Extracted records:
_ _ _ _ _

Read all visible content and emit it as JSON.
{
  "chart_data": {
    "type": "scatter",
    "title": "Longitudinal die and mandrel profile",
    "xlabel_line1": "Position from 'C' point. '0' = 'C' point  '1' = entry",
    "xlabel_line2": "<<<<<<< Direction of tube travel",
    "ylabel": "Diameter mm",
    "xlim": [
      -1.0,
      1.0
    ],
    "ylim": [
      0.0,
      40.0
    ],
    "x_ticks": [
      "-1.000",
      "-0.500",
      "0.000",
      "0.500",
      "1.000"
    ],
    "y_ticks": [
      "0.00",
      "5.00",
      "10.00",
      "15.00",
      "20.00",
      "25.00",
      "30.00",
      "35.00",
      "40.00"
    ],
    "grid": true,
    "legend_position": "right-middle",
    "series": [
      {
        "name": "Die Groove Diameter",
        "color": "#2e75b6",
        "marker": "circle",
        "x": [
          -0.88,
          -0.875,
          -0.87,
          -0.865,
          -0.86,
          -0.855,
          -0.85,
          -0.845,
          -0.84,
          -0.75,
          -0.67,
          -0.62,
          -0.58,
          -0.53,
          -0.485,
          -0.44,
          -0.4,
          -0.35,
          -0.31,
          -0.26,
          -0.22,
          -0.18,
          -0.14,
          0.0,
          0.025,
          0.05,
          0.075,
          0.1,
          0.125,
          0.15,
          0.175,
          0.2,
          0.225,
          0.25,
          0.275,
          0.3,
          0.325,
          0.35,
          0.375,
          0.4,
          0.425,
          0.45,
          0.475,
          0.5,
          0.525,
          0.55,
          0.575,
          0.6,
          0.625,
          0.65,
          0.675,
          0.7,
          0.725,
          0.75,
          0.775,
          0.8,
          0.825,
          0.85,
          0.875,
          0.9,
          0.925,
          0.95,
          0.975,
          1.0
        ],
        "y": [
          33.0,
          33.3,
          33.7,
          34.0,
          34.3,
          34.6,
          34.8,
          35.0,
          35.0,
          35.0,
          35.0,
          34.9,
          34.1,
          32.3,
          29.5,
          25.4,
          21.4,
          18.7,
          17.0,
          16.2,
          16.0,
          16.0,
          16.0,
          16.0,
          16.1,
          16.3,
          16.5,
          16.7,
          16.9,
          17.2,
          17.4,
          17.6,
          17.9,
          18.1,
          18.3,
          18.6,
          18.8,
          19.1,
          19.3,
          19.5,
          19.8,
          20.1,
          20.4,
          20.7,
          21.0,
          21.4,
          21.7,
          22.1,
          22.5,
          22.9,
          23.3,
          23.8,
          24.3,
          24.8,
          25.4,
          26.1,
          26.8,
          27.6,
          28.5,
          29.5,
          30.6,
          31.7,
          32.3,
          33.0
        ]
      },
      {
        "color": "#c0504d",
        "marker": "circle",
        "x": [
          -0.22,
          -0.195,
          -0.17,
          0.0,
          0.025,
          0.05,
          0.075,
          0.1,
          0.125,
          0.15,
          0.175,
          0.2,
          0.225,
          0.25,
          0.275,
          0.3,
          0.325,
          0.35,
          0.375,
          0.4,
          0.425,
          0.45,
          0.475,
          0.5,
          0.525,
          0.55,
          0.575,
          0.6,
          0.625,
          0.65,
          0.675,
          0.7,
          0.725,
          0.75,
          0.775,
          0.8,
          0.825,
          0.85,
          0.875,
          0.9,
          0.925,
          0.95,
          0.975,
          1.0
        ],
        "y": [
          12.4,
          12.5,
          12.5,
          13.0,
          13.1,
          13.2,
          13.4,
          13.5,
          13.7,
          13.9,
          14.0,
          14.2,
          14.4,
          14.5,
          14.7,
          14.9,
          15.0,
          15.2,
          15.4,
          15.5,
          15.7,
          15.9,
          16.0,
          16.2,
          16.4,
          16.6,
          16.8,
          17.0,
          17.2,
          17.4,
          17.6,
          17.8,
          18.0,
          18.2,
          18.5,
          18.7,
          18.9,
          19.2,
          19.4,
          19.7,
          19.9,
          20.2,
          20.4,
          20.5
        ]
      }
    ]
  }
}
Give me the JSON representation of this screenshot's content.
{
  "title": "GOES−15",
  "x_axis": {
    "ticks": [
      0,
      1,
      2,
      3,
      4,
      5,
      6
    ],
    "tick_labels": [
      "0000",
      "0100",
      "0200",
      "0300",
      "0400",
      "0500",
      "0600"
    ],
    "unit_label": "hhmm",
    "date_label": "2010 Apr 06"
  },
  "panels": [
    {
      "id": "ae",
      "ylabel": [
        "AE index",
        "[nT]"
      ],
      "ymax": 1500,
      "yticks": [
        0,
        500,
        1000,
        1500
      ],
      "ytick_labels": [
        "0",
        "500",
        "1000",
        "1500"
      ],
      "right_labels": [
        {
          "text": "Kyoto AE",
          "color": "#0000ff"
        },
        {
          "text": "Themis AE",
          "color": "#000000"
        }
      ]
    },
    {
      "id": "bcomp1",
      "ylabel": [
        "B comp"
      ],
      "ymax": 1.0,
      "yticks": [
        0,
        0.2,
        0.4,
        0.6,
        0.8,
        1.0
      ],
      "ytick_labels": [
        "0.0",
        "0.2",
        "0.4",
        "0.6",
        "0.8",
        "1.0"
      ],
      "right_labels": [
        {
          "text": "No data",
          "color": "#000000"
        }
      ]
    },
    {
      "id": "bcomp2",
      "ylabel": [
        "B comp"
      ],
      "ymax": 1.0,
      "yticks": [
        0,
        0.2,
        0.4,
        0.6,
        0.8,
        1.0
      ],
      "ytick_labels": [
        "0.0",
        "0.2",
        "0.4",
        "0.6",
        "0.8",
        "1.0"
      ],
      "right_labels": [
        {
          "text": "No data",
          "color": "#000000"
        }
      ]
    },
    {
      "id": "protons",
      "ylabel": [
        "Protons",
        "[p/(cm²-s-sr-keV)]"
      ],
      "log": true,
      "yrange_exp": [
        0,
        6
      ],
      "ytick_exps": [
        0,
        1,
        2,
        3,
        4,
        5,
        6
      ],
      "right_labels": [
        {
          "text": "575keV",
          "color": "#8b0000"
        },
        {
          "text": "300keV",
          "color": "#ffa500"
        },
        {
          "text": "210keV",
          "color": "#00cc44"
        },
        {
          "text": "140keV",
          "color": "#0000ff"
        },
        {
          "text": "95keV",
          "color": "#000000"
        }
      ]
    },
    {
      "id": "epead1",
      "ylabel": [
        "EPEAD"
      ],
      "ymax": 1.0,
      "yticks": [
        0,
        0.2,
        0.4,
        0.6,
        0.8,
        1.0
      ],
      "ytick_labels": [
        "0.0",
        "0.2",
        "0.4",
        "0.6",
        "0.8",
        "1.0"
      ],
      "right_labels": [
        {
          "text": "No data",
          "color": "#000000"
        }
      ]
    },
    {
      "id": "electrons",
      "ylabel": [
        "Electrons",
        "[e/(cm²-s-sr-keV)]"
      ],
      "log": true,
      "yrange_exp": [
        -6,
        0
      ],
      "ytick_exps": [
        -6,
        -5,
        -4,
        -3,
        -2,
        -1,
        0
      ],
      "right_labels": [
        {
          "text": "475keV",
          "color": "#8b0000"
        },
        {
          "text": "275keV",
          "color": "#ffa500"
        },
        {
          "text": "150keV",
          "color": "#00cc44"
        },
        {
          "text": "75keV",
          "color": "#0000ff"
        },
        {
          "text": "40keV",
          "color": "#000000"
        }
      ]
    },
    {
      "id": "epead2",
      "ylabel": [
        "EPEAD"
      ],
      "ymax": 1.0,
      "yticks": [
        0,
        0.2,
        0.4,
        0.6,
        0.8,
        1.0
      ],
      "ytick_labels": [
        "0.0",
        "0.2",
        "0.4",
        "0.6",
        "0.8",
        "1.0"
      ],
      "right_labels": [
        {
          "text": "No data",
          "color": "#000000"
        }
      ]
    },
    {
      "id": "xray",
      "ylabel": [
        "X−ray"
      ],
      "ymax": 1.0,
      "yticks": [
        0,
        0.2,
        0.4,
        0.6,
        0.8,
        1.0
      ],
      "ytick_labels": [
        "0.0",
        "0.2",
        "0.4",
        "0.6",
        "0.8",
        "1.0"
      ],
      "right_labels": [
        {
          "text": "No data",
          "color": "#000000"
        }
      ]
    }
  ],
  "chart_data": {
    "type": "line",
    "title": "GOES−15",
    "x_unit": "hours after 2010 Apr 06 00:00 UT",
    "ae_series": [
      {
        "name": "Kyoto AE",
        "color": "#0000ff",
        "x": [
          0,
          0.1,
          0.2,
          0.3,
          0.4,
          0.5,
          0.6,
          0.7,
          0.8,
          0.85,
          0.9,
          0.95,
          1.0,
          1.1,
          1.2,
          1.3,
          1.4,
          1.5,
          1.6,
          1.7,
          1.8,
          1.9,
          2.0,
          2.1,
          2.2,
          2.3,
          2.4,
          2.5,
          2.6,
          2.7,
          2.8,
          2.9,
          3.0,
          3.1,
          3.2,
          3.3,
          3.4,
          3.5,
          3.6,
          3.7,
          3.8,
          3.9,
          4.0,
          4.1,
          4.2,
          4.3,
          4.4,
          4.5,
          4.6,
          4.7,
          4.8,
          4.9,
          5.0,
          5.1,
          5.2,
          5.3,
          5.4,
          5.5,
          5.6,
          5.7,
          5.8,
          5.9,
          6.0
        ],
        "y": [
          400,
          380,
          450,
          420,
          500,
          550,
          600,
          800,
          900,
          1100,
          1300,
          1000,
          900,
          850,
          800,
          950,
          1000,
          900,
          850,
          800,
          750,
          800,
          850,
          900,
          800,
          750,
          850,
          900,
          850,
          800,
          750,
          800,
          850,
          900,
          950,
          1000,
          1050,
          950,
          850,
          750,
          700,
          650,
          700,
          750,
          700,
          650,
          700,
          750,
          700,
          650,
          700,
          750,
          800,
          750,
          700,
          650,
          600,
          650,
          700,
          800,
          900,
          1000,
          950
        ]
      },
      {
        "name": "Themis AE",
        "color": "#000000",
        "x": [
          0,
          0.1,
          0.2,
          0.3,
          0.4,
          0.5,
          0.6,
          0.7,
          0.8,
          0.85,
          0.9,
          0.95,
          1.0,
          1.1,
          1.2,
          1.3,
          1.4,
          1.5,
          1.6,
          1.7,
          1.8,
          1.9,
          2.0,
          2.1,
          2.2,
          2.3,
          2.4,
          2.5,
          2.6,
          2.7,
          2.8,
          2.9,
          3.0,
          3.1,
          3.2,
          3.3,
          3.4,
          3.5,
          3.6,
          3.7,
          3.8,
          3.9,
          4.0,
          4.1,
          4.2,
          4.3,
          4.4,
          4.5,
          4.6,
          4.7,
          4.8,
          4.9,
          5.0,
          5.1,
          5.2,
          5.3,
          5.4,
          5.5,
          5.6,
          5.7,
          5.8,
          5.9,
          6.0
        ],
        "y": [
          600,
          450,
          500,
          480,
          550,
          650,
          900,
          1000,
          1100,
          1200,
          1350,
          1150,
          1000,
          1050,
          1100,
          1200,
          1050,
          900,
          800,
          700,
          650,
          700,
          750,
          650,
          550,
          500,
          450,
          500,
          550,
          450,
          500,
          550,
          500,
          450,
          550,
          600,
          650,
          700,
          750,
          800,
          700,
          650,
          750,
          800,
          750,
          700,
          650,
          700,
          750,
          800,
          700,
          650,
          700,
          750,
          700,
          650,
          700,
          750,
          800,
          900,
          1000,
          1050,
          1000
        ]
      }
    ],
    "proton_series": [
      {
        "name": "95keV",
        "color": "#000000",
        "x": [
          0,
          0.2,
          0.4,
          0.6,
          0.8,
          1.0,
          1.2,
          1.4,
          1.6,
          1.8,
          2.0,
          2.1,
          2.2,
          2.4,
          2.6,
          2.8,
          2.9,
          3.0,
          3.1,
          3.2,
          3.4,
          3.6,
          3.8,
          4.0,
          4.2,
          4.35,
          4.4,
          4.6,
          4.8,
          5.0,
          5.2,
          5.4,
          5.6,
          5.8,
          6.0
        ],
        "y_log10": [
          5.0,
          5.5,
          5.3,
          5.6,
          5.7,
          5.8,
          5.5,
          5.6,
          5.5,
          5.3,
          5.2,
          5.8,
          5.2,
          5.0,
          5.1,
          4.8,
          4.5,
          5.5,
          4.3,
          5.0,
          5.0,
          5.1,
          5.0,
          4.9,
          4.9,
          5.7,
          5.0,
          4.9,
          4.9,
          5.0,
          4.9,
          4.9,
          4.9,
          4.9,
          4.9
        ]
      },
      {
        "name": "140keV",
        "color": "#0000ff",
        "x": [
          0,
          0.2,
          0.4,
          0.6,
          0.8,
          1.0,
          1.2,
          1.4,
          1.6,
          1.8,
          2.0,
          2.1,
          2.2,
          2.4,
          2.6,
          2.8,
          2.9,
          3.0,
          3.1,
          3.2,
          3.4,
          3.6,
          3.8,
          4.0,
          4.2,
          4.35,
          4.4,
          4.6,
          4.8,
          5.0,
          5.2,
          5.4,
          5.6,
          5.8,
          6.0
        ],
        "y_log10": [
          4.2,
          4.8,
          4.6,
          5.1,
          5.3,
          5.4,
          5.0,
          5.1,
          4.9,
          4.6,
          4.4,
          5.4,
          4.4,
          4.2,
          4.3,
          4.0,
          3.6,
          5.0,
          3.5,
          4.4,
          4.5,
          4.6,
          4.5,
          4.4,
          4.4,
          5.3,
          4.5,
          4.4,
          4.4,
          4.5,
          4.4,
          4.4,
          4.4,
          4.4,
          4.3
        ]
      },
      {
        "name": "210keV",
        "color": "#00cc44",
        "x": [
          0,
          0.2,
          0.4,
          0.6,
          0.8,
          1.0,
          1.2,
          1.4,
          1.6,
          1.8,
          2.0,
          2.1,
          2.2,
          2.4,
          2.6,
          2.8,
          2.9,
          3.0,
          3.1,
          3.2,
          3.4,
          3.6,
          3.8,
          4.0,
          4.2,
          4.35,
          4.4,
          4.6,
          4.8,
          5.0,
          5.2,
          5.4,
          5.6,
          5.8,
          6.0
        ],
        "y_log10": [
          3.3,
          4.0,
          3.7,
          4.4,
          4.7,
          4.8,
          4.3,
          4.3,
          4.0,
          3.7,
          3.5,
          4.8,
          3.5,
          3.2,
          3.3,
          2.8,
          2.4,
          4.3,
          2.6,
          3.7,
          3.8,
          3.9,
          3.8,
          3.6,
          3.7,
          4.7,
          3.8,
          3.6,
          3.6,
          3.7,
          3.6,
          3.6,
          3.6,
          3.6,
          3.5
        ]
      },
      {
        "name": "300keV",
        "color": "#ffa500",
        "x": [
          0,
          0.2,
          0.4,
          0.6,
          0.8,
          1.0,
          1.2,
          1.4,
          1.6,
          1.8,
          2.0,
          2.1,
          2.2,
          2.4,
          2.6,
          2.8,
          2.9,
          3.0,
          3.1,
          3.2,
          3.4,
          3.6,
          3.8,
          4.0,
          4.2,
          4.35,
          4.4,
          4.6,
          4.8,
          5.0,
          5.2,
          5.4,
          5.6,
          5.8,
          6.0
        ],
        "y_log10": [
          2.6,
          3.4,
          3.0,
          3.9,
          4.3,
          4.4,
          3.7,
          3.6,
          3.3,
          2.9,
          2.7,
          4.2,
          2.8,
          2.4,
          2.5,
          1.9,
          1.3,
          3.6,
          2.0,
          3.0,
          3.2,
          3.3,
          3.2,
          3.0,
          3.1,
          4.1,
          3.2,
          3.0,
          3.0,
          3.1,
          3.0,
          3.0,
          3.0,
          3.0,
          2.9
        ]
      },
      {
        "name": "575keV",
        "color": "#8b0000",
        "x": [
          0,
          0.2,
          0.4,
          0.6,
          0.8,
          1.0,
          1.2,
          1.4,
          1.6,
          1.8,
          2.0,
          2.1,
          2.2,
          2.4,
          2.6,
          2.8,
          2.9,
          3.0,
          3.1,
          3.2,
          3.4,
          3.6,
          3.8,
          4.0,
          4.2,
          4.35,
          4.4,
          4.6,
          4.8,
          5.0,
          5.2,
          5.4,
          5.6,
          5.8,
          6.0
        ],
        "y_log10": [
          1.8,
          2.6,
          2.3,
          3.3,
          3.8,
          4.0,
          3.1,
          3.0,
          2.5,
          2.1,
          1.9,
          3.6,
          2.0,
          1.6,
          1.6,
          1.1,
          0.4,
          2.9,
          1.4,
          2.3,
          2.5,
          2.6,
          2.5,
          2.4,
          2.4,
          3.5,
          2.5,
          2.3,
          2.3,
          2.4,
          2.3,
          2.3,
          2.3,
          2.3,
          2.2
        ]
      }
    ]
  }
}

_ _ _ _ _

■ TASK DETAILS
Filter lines by "content" and return each hit.

■ RESULT
Read all visible content and emit it as JSON.
Give me the JSON representation of this screenshot's content.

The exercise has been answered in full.